-- BEGIN DATASET ROWS --
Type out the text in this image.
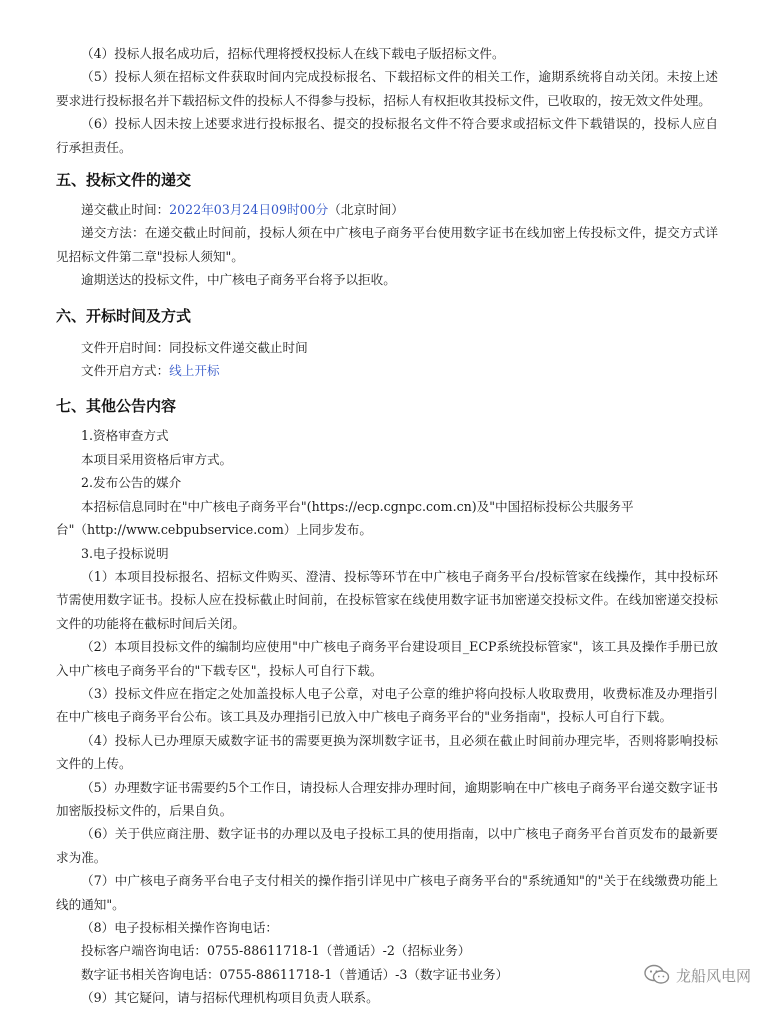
（4）投标人报名成功后，招标代理将授权投标人在线下载电子版招标文件。

（5）投标人须在招标文件获取时间内完成投标报名、下载招标文件的相关工作，逾期系统将自动关闭。未按上述要求进行投标报名并下载招标文件的投标人不得参与投标，招标人有权拒收其投标文件，已收取的，按无效文件处理。

（6）投标人因未按上述要求进行投标报名、提交的投标报名文件不符合要求或招标文件下载错误的，投标人应自行承担责任。

五、投标文件的递交

递交截止时间：2022年03月24日09时00分（北京时间）

递交方法：在递交截止时间前，投标人须在中广核电子商务平台使用数字证书在线加密上传投标文件，提交方式详见招标文件第二章"投标人须知"。

逾期送达的投标文件，中广核电子商务平台将予以拒收。

六、开标时间及方式

文件开启时间：同投标文件递交截止时间

文件开启方式：线上开标

七、其他公告内容

1.资格审查方式

本项目采用资格后审方式。

2.发布公告的媒介

本招标信息同时在"中广核电子商务平台"(https://ecp.cgnpc.com.cn)及"中国招标投标公共服务平台"（http://www.cebpubservice.com）上同步发布。

3.电子投标说明

（1）本项目投标报名、招标文件购买、澄清、投标等环节在中广核电子商务平台/投标管家在线操作，其中投标环节需使用数字证书。投标人应在投标截止时间前，在投标管家在线使用数字证书加密递交投标文件。在线加密递交投标文件的功能将在截标时间后关闭。

（2）本项目投标文件的编制均应使用"中广核电子商务平台建设项目_ECP系统投标管家"，该工具及操作手册已放入中广核电子商务平台的"下载专区"，投标人可自行下载。

（3）投标文件应在指定之处加盖投标人电子公章，对电子公章的维护将向投标人收取费用，收费标准及办理指引在中广核电子商务平台公布。该工具及办理指引已放入中广核电子商务平台的"业务指南"，投标人可自行下载。

（4）投标人已办理原天威数字证书的需要更换为深圳数字证书，且必须在截止时间前办理完毕，否则将影响投标文件的上传。

（5）办理数字证书需要约5个工作日，请投标人合理安排办理时间，逾期影响在中广核电子商务平台递交数字证书加密版投标文件的，后果自负。

（6）关于供应商注册、数字证书的办理以及电子投标工具的使用指南，以中广核电子商务平台首页发布的最新要求为准。

（7）中广核电子商务平台电子支付相关的操作指引详见中广核电子商务平台的"系统通知"的"关于在线缴费功能上线的通知"。

（8）电子投标相关操作咨询电话：

投标客户端咨询电话：0755-88611718-1（普通话）-2（招标业务）

数字证书相关咨询电话：0755-88611718-1（普通话）-3（数字证书业务）

（9）其它疑问，请与招标代理机构项目负责人联系。

龙船风电网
-- END DATASET ROWS --
=== REQUIRED WORK ===
Your task is to collect every line above that contains the word "投标人可自行下载".

=== RESULT OF THIS TASK ===
（2）本项目投标文件的编制均应使用"中广核电子商务平台建设项目_ECP系统投标管家"，该工具及操作手册已放入中广核电子商务平台的"下载专区"，投标人可自行下载。
（3）投标文件应在指定之处加盖投标人电子公章，对电子公章的维护将向投标人收取费用，收费标准及办理指引在中广核电子商务平台公布。该工具及办理指引已放入中广核电子商务平台的"业务指南"，投标人可自行下载。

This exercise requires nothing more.